TASK STATEMENT - Tally the lines in the listing below that include "bolts". Answer with the count and nothing more.

__________

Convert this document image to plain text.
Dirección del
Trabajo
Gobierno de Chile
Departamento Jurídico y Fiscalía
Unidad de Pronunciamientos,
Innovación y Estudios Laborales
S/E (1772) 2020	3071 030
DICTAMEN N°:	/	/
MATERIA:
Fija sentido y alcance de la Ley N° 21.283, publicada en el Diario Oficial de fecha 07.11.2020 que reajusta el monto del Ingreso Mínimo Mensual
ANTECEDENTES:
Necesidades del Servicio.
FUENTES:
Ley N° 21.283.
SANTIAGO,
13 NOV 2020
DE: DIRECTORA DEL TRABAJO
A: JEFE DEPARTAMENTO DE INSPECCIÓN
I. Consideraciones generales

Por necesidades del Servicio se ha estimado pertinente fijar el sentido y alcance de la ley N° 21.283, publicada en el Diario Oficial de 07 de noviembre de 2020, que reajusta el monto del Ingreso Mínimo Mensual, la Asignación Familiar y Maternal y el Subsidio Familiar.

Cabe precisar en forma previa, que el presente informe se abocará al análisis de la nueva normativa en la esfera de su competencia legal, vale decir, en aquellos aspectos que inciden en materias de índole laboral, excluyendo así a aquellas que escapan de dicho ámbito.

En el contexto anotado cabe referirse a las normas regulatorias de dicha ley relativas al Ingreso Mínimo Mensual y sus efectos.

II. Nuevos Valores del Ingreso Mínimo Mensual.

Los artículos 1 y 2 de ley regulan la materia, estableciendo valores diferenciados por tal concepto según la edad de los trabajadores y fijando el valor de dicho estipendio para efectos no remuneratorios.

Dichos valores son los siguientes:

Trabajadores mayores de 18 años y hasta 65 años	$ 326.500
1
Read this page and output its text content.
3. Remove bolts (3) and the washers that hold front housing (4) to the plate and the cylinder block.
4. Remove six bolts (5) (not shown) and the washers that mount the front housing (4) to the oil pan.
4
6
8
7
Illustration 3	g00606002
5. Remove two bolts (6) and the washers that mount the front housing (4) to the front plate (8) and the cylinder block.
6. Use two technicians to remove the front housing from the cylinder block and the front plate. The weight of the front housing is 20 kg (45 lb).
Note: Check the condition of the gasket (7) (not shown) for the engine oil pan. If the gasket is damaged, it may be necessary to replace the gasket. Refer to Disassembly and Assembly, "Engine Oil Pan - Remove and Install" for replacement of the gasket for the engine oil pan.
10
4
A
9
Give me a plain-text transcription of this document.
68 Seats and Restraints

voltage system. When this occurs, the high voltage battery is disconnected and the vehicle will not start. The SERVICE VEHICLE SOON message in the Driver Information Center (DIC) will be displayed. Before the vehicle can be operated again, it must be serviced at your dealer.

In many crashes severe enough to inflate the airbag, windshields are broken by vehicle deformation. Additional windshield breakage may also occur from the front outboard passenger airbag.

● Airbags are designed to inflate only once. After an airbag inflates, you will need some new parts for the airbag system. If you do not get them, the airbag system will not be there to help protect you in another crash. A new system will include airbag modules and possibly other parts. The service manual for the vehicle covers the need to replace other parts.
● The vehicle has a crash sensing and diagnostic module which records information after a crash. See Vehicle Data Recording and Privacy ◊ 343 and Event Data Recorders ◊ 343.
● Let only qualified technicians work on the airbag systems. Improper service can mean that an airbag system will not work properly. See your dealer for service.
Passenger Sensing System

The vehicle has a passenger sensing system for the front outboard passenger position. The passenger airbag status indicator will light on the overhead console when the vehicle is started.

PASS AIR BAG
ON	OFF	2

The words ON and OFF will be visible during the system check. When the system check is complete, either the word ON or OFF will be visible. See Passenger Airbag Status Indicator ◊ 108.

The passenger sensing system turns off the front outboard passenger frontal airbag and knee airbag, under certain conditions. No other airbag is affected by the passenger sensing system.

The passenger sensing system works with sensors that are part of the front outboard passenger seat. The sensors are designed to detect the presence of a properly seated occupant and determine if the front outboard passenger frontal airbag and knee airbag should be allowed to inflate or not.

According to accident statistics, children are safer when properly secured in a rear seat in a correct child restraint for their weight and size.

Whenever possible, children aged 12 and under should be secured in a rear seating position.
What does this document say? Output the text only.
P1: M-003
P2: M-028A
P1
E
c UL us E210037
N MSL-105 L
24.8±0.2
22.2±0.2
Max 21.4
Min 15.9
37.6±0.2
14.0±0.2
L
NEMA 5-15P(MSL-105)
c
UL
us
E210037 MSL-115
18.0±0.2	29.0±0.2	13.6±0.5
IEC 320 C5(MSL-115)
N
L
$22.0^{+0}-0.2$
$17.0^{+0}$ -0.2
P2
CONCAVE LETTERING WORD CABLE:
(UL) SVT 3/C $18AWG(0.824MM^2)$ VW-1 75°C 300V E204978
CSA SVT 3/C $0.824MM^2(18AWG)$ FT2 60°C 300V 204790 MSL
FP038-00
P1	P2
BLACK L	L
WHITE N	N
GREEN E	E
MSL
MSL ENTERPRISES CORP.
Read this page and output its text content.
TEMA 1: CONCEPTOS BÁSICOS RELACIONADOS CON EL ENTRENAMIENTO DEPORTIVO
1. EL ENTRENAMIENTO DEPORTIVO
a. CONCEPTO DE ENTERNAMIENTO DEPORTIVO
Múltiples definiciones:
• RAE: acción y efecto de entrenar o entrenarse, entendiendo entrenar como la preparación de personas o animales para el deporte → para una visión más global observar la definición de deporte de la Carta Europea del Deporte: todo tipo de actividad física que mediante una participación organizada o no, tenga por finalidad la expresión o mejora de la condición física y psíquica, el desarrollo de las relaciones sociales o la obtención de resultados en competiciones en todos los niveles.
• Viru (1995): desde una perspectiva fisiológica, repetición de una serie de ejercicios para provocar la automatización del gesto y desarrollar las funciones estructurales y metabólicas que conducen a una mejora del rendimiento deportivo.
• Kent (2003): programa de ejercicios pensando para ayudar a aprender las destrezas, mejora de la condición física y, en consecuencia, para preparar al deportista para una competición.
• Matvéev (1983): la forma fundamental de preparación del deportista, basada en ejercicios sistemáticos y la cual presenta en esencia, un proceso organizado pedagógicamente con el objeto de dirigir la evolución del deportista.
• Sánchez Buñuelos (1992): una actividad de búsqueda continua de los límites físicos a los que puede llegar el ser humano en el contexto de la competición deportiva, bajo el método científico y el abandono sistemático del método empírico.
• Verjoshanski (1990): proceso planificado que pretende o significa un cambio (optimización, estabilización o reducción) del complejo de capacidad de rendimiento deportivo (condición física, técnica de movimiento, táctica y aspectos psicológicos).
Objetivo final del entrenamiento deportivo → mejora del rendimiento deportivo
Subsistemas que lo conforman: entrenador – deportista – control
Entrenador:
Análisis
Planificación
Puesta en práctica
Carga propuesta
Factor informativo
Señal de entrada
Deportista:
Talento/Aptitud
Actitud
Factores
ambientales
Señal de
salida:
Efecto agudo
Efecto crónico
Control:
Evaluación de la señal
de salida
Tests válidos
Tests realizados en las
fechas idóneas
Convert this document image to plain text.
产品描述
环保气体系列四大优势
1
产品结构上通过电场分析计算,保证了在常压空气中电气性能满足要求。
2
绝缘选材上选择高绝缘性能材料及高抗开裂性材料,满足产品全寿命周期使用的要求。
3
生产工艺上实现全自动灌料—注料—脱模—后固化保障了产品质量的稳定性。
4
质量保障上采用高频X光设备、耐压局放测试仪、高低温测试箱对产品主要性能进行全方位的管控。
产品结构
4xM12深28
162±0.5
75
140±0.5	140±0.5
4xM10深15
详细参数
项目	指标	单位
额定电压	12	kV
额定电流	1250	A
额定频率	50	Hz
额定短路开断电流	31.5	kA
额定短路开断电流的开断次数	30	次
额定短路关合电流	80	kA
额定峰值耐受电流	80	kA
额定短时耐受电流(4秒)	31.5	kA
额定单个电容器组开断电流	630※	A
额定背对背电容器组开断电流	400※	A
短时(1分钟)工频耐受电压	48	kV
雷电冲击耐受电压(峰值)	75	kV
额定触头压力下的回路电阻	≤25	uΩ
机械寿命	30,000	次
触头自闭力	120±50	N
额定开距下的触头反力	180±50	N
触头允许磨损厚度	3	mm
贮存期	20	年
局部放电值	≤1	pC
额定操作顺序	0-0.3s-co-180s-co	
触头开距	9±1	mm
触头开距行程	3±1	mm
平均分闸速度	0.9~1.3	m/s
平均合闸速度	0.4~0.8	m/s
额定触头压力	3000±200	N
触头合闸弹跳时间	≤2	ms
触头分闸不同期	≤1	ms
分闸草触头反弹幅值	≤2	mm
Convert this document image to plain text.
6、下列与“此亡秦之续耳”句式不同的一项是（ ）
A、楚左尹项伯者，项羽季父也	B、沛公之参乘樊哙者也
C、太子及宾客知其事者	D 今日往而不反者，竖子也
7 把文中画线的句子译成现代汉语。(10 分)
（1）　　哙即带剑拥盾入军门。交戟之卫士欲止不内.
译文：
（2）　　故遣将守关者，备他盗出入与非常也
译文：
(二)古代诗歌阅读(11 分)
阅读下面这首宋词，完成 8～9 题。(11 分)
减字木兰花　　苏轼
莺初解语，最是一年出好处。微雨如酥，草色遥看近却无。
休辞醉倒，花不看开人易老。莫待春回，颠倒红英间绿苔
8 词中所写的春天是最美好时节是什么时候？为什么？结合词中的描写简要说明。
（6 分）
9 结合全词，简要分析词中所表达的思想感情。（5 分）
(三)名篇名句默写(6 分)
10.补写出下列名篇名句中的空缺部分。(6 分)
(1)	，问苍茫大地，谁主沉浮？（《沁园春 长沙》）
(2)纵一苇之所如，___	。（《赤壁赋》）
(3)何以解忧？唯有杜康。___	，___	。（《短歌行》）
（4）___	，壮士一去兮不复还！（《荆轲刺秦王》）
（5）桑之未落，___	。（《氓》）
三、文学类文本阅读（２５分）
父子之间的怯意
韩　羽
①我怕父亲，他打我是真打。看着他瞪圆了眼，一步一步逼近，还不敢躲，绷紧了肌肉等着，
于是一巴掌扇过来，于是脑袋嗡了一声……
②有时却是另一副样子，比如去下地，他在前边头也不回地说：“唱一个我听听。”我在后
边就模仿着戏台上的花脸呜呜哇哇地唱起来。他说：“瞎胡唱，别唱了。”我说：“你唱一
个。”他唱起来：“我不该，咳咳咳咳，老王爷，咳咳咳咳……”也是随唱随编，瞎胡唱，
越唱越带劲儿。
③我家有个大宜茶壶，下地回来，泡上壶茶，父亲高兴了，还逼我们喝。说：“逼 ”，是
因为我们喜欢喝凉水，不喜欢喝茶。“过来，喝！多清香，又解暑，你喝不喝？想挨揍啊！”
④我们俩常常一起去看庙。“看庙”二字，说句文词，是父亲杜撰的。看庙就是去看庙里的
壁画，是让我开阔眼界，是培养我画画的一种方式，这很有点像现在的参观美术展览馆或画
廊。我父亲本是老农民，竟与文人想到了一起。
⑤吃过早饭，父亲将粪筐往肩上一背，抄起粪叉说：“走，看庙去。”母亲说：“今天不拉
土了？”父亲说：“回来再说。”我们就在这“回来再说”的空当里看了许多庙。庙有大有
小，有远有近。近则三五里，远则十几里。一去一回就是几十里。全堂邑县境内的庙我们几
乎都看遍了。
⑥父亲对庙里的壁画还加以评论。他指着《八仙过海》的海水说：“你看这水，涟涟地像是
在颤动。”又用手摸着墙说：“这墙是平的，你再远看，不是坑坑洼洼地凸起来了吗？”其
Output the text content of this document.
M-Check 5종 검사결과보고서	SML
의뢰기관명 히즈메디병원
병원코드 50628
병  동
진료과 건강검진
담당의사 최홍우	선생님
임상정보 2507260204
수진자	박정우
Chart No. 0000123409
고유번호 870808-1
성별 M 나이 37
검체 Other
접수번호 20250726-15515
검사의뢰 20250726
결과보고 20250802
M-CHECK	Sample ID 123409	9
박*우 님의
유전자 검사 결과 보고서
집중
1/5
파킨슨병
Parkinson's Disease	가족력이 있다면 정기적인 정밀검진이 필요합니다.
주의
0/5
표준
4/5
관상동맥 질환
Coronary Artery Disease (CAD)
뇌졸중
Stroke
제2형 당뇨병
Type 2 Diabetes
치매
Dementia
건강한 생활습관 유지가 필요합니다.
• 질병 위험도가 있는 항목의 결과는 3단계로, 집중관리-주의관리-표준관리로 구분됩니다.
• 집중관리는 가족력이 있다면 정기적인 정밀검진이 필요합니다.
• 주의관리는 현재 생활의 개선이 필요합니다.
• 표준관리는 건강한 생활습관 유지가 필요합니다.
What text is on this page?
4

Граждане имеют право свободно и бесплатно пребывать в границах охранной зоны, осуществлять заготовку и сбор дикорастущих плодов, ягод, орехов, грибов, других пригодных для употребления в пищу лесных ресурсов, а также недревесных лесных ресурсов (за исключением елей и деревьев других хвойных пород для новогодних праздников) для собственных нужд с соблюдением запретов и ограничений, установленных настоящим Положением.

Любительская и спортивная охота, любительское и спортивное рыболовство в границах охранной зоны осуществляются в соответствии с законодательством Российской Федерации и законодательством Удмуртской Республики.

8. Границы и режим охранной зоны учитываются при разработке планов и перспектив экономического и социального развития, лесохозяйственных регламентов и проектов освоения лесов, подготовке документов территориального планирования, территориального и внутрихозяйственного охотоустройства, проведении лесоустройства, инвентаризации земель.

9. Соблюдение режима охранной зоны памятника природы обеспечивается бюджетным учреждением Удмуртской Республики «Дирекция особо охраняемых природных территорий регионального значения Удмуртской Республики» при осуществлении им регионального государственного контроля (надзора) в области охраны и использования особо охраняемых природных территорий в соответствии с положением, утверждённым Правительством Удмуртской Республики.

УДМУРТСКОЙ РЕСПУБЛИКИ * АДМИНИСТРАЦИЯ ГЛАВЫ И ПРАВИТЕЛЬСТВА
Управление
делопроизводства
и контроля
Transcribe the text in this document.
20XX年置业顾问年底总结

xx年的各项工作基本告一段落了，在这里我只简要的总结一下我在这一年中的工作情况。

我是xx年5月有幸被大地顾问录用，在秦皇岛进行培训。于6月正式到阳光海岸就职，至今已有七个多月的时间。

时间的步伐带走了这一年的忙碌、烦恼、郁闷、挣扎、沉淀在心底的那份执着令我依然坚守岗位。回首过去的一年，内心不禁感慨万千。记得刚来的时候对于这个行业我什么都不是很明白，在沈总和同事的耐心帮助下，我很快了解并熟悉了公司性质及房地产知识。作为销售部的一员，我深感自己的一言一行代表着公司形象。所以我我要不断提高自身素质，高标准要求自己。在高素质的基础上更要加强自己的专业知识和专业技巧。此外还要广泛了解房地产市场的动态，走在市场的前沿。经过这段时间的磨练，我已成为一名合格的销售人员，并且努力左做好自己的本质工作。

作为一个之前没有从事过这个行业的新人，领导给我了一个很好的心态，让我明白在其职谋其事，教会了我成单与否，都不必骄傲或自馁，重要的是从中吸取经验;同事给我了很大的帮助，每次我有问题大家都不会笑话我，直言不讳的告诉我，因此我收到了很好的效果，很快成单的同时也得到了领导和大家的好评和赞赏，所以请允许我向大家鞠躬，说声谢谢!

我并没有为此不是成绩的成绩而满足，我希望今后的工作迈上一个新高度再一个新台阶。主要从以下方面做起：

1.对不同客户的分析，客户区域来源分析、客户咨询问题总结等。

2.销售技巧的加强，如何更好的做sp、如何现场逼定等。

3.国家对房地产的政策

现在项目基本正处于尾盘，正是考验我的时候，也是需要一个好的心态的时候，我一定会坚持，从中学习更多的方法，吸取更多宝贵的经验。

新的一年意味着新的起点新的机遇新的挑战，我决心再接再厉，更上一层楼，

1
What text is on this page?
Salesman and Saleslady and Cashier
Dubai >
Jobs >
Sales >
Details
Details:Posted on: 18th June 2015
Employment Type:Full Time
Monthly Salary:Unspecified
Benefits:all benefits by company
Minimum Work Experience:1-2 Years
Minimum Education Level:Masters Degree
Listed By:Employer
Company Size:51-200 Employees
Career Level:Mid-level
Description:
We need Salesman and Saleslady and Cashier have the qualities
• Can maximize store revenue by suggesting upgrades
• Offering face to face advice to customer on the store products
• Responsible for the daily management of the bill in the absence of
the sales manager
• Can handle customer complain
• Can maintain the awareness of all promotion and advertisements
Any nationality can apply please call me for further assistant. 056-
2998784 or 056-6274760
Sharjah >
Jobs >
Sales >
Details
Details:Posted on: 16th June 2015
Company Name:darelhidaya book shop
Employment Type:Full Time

__________

REPLY - 3